[Dataset entries]
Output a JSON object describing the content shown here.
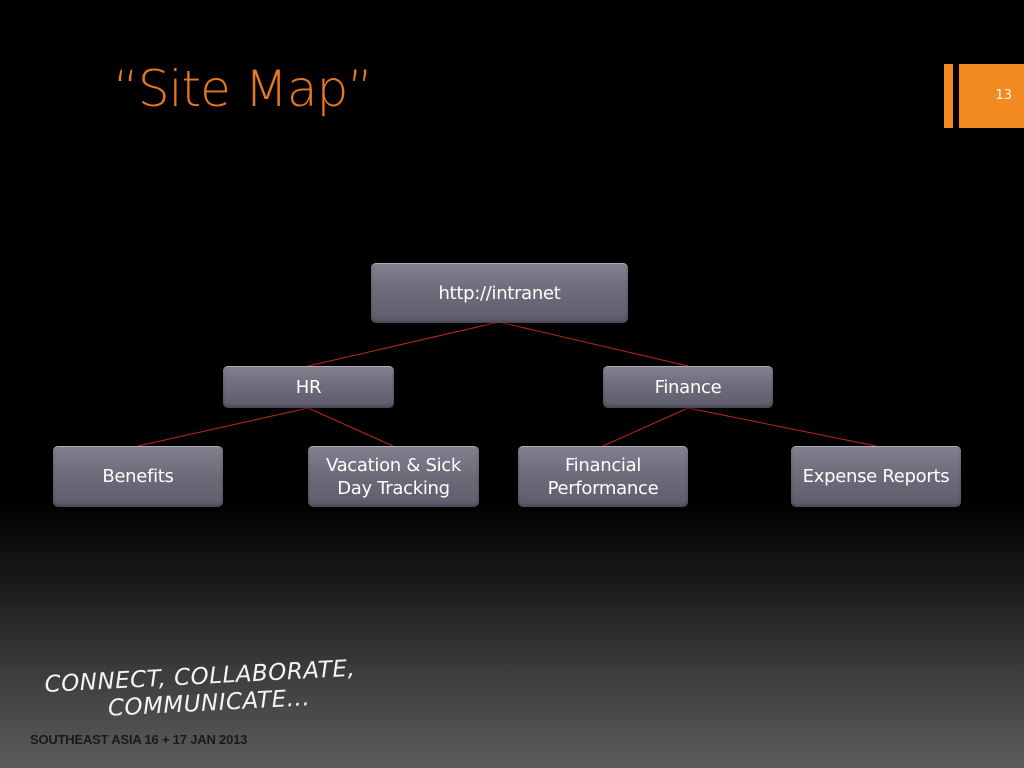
{
  "slide": {
    "title": "“Site Map”",
    "number": "13"
  },
  "sitemap": {
    "root": "http://intranet",
    "level1": [
      "HR",
      "Finance"
    ],
    "level2": [
      "Benefits",
      "Vacation & Sick Day Tracking",
      "Financial Performance",
      "Expense Reports"
    ]
  },
  "footer": {
    "tagline_line1": "CONNECT, COLLABORATE,",
    "tagline_line2": "COMMUNICATE...",
    "event": "SOUTHEAST ASIA 16 + 17 JAN 2013"
  },
  "colors": {
    "accent": "#f28a22",
    "title": "#e8781e",
    "connector": "#c0281a",
    "node": "#6f6c7b"
  }
}
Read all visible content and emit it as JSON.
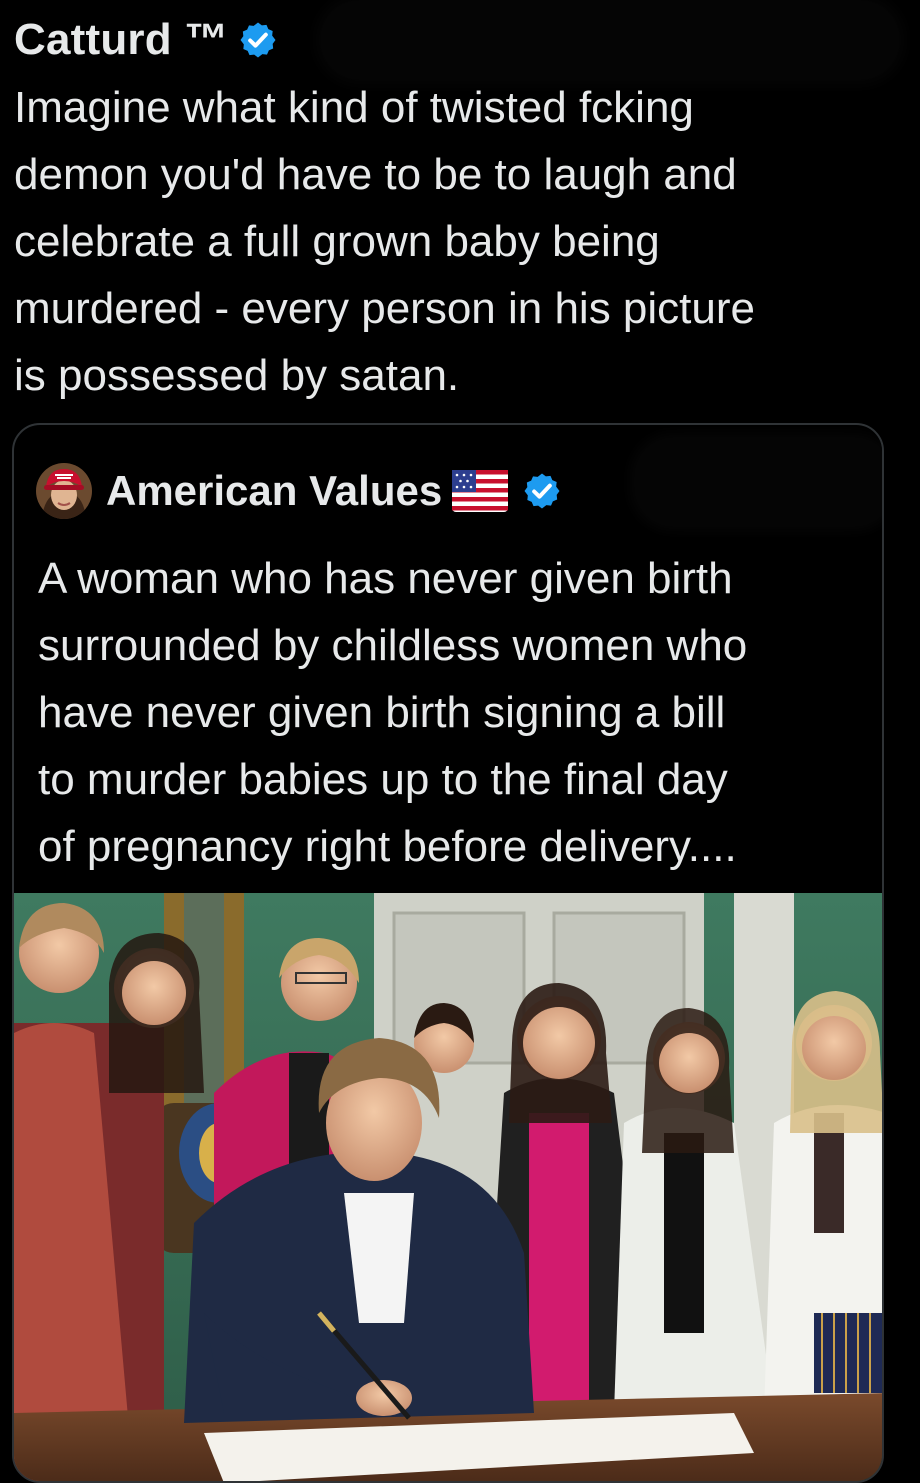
{
  "tweet": {
    "author_name": "Catturd ™",
    "verified_icon": "verified-badge-icon",
    "text": "Imagine what kind of twisted fcking\ndemon you'd have to be to laugh and\ncelebrate a full grown baby being\nmurdered - every person in his picture\nis possessed by satan."
  },
  "quote": {
    "author_name": "American Values",
    "flag_icon": "us-flag-icon",
    "verified_icon": "verified-badge-icon",
    "text": "A woman who has never given birth\nsurrounded by childless women who\nhave never given birth signing a bill\nto murder babies up to the final day\nof pregnancy right before delivery....",
    "media": {
      "kind": "photo"
    }
  },
  "colors": {
    "background": "#000000",
    "text": "#e7e9ea",
    "verified_blue": "#1d9bf0",
    "card_border": "#2f3336"
  }
}
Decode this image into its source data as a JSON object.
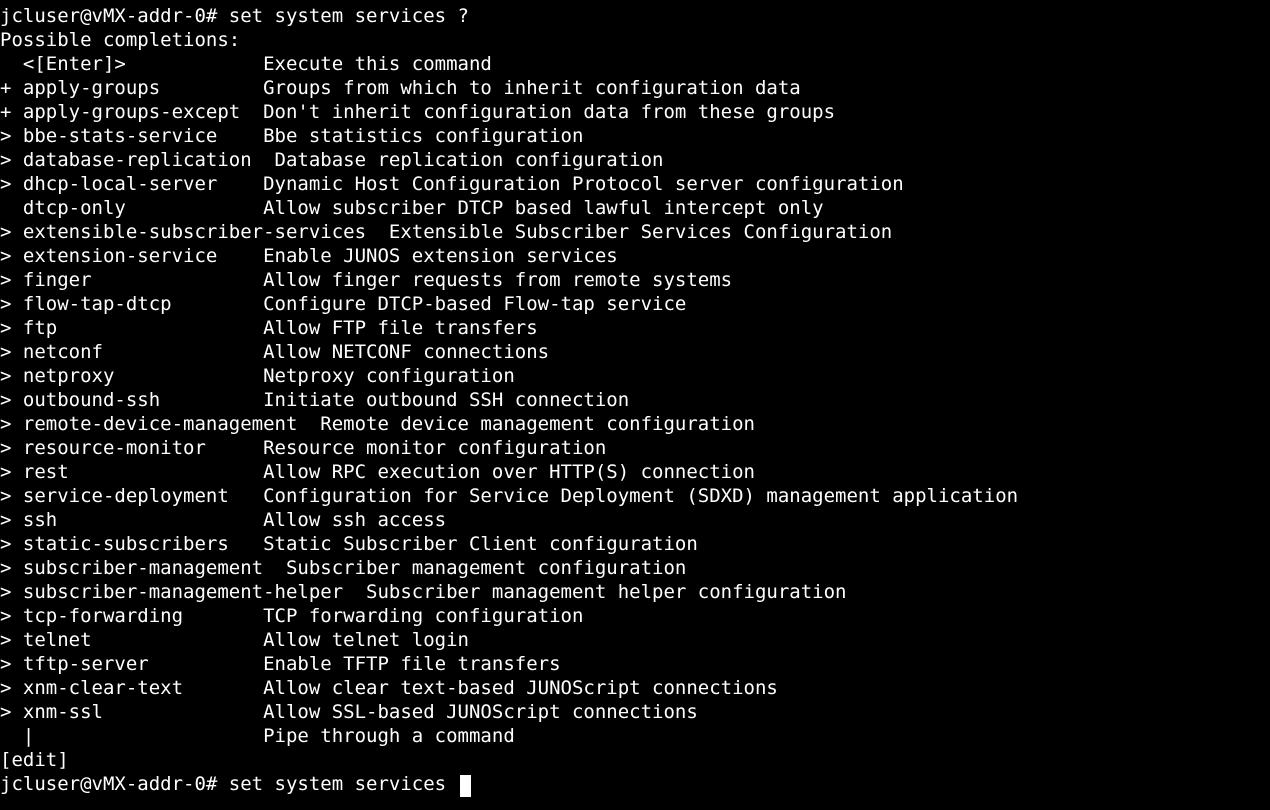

AIM: Repeat the material verbatim. Do not carry over any picture.

SOLUTION:
Output a JSON object describing the content shown here.
{
  "slide": {
    "title": "“Site Map”",
    "number": "13"
  },
  "sitemap": {
    "root": "http://intranet",
    "level1": [
      "HR",
      "Finance"
    ],
    "level2": [
      "Benefits",
      "Vacation & Sick Day Tracking",
      "Financial Performance",
      "Expense Reports"
    ]
  },
  "footer": {
    "tagline_line1": "CONNECT, COLLABORATE,",
    "tagline_line2": "COMMUNICATE...",
    "event": "SOUTHEAST ASIA 16 + 17 JAN 2013"
  },
  "colors": {
    "accent": "#f28a22",
    "title": "#e8781e",
    "connector": "#c0281a",
    "node": "#6f6c7b"
  }
}
Read all visible content and emit it as JSON.
{
  "tweet": {
    "author_name": "Catturd ™",
    "verified_icon": "verified-badge-icon",
    "text": "Imagine what kind of twisted fcking\ndemon you'd have to be to laugh and\ncelebrate a full grown baby being\nmurdered - every person in his picture\nis possessed by satan."
  },
  "quote": {
    "author_name": "American Values",
    "flag_icon": "us-flag-icon",
    "verified_icon": "verified-badge-icon",
    "text": "A woman who has never given birth\nsurrounded by childless women who\nhave never given birth signing a bill\nto murder babies up to the final day\nof pregnancy right before delivery....",
    "media": {
      "kind": "photo"
    }
  },
  "colors": {
    "background": "#000000",
    "text": "#e7e9ea",
    "verified_blue": "#1d9bf0",
    "card_border": "#2f3336"
  }
}
Decode this image into its source data as a JSON object.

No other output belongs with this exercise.